[Material shown]:
_ _ _ _ _

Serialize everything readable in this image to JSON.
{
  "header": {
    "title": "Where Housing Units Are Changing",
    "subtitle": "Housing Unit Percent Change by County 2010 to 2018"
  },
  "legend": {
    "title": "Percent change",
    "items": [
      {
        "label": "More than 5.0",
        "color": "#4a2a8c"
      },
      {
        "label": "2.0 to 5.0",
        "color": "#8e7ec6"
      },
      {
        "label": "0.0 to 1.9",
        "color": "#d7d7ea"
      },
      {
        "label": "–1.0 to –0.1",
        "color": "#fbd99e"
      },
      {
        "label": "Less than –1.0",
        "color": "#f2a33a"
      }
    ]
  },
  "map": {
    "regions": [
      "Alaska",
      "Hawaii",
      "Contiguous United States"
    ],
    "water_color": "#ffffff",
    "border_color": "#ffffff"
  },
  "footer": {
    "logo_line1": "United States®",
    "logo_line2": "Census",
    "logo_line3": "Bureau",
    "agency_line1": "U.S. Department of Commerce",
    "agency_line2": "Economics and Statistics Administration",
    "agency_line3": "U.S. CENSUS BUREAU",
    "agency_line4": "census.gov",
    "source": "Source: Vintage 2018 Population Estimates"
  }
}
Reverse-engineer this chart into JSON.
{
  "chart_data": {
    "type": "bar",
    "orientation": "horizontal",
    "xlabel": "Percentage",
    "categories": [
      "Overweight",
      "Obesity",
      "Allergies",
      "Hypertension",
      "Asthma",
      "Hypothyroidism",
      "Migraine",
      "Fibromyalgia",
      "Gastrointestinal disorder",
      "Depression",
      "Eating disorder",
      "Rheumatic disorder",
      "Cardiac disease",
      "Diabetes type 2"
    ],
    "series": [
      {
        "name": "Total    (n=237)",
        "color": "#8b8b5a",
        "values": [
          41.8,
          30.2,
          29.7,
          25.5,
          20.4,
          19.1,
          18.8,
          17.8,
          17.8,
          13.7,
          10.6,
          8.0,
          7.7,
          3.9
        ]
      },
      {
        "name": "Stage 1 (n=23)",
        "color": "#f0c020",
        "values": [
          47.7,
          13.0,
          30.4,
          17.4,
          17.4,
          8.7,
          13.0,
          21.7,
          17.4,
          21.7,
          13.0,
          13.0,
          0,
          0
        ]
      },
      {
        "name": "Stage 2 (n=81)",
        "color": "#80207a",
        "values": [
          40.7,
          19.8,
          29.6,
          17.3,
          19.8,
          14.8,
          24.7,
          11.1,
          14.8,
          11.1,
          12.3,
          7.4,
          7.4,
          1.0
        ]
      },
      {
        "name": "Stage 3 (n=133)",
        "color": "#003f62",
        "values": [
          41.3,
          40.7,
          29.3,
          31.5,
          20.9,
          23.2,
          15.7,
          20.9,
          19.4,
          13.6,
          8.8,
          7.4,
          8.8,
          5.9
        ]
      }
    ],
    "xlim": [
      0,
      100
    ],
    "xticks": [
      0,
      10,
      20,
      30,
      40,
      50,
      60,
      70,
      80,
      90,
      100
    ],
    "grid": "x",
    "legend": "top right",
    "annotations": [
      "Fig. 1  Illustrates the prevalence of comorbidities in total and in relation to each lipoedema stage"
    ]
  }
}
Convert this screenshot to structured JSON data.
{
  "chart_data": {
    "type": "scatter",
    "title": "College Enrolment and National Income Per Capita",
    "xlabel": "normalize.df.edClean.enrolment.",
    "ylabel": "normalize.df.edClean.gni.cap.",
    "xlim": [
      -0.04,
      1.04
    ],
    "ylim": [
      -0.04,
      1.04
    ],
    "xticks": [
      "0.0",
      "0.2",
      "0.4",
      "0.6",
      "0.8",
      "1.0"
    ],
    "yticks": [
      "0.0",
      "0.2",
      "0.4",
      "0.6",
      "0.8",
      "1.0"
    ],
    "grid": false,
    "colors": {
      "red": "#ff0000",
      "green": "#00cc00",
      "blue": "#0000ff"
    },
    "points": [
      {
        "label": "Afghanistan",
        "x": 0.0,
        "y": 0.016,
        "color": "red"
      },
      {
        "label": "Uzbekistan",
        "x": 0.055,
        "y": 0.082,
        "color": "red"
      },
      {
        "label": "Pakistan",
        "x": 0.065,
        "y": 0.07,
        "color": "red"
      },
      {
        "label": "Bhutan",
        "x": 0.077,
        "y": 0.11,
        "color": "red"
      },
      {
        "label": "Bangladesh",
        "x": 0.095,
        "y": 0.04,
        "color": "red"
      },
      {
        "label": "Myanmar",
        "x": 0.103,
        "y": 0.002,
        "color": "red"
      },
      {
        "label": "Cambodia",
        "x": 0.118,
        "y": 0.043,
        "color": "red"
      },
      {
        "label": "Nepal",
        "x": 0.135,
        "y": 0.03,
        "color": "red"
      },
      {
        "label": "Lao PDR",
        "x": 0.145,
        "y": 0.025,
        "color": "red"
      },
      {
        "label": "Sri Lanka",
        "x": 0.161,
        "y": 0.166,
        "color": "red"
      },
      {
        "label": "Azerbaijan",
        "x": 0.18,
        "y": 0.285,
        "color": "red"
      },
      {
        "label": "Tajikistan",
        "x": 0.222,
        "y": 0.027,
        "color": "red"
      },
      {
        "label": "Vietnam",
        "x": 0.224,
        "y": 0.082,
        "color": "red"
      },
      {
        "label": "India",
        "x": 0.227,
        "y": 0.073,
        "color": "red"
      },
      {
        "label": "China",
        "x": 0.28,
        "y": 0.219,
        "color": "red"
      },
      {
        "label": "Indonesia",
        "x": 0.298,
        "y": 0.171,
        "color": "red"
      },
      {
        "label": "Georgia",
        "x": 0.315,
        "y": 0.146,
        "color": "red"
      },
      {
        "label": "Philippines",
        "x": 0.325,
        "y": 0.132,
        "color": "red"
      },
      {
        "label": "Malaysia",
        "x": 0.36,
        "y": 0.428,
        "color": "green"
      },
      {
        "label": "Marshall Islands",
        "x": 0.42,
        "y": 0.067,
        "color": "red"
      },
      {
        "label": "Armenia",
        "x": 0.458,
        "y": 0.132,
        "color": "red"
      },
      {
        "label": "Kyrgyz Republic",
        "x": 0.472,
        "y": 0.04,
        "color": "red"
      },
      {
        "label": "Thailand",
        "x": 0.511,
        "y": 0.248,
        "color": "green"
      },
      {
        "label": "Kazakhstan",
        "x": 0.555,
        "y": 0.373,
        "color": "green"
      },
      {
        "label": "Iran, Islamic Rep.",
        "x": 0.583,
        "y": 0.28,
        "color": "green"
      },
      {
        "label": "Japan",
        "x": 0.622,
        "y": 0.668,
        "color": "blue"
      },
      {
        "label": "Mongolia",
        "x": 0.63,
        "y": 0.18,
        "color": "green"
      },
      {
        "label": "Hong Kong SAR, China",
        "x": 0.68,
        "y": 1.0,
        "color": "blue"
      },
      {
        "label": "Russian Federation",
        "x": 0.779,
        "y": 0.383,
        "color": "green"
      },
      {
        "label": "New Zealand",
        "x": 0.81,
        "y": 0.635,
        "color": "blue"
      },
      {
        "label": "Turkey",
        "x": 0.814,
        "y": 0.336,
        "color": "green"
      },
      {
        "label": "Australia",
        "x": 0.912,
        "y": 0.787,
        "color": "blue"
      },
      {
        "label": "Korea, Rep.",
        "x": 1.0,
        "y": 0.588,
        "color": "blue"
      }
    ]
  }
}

_ _ _ _ _

[Short task]:
Each line that holds the word "type" is to be copied.

[Response below]:
    "type": "bar",
      "Diabetes type 2"
    "type": "scatter",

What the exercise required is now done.